** Work to do **
Every entry should be repeated exactly. Omit the pictures.

** Entries **

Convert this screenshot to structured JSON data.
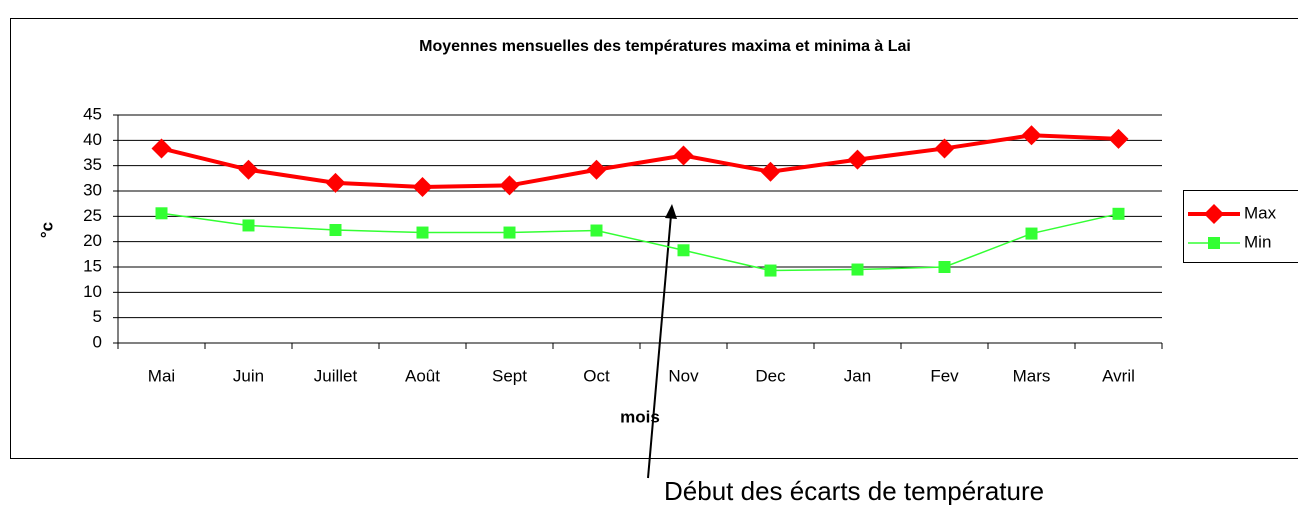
{
  "chart_data": {
    "type": "line",
    "title": "Moyennes mensuelles des températures maxima et minima à Lai",
    "x_label": "mois",
    "y_label": "°c",
    "annotation": "Début des écarts de température",
    "categories": [
      "Mai",
      "Juin",
      "Juillet",
      "Août",
      "Sept",
      "Oct",
      "Nov",
      "Dec",
      "Jan",
      "Fev",
      "Mars",
      "Avril"
    ],
    "series": [
      {
        "name": "Max",
        "color": "#ff0000",
        "marker": "diamond",
        "values": [
          38.4,
          34.2,
          31.6,
          30.8,
          31.1,
          34.2,
          37,
          33.8,
          36.2,
          38.4,
          41,
          40.3
        ]
      },
      {
        "name": "Min",
        "color": "#33ff33",
        "marker": "square",
        "values": [
          25.6,
          23.2,
          22.3,
          21.8,
          21.8,
          22.2,
          18.3,
          14.3,
          14.5,
          15.0,
          21.6,
          25.5
        ]
      }
    ],
    "ylim": [
      0,
      45
    ],
    "yticks": [
      0,
      5,
      10,
      15,
      20,
      25,
      30,
      35,
      40,
      45
    ],
    "grid": true,
    "legend": "right"
  }
}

** The answer **
Convert this screenshot to structured JSON data.
{
  "chart_data": {
    "type": "line",
    "title": "Moyennes mensuelles des températures maxima et minima à Lai",
    "x_label": "mois",
    "y_label": "°c",
    "annotation": "Début des écarts de température",
    "categories": [
      "Mai",
      "Juin",
      "Juillet",
      "Août",
      "Sept",
      "Oct",
      "Nov",
      "Dec",
      "Jan",
      "Fev",
      "Mars",
      "Avril"
    ],
    "series": [
      {
        "name": "Max",
        "color": "#ff0000",
        "marker": "diamond",
        "values": [
          38.4,
          34.2,
          31.6,
          30.8,
          31.1,
          34.2,
          37,
          33.8,
          36.2,
          38.4,
          41,
          40.3
        ]
      },
      {
        "name": "Min",
        "color": "#33ff33",
        "marker": "square",
        "values": [
          25.6,
          23.2,
          22.3,
          21.8,
          21.8,
          22.2,
          18.3,
          14.3,
          14.5,
          15.0,
          21.6,
          25.5
        ]
      }
    ],
    "ylim": [
      0,
      45
    ],
    "yticks": [
      0,
      5,
      10,
      15,
      20,
      25,
      30,
      35,
      40,
      45
    ],
    "grid": true,
    "legend": "right"
  }
}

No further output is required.